::: DATASET EXTRACT

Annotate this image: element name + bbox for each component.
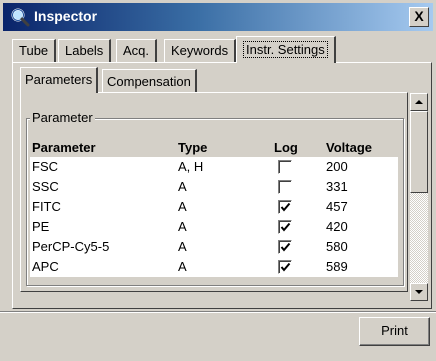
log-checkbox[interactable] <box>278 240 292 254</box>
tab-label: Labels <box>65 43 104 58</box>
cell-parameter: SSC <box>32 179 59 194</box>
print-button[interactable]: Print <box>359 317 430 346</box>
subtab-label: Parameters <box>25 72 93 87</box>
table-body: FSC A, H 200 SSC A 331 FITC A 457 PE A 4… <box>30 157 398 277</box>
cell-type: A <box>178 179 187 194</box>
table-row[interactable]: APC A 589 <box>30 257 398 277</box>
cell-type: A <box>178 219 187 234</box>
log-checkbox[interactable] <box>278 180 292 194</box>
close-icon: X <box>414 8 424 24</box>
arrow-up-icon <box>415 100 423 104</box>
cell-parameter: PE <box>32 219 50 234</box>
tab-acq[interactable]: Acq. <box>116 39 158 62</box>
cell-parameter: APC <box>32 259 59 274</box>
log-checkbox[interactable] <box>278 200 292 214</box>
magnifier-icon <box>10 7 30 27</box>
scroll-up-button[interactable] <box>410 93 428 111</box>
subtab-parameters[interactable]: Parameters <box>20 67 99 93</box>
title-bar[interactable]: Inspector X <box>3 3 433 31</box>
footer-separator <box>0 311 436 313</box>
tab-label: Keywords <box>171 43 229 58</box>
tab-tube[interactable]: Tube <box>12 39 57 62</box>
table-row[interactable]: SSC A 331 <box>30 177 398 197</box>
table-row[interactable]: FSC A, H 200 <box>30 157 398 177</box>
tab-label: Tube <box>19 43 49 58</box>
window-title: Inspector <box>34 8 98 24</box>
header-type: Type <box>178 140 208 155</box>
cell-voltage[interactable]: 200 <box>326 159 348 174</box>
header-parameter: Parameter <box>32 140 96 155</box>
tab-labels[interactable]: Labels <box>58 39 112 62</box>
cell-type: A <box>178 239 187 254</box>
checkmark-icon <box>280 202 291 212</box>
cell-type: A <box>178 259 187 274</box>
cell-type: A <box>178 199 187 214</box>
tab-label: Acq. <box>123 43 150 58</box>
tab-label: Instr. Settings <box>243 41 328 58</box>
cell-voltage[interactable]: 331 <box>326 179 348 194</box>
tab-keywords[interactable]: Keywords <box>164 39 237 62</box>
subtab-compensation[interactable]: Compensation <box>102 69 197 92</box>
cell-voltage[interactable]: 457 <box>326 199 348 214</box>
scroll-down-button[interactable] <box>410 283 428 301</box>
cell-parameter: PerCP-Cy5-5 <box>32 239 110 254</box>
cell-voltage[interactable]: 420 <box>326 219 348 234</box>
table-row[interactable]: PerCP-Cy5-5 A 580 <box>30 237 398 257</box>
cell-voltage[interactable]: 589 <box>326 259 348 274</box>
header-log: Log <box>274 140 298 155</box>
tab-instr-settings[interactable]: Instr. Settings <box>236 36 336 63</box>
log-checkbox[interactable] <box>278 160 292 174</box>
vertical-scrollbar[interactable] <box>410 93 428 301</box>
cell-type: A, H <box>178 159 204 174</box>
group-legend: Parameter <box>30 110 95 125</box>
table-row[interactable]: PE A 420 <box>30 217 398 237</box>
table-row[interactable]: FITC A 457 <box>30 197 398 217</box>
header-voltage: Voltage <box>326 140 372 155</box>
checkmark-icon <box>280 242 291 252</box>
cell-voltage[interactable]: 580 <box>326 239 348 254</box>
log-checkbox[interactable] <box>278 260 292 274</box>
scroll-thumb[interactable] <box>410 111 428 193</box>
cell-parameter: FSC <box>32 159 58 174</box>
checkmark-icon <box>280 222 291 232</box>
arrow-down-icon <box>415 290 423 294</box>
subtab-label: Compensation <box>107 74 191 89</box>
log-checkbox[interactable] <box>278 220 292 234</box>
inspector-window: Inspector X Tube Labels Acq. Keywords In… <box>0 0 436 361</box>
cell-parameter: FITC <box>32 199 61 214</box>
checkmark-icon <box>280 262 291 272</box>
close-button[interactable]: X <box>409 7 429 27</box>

::::::

* **DIRECTIONS**:
Rewrite the lines from the one containing "log-checkbox[interactable] <box>278 240" up to and including the one containing "table-body: FSC A, H", changing "Labels" to "Tags" and leaving everything else as it is. Give only those lines.

* **RESPONSE BELOW**:
log-checkbox[interactable] <box>278 240 292 254</box>
tab-label: Tags <box>65 43 104 58</box>
cell-parameter: SSC <box>32 179 59 194</box>
print-button[interactable]: Print <box>359 317 430 346</box>
subtab-label: Parameters <box>25 72 93 87</box>
table-body: FSC A, H 200 SSC A 331 FITC A 457 PE A 4… <box>30 157 398 277</box>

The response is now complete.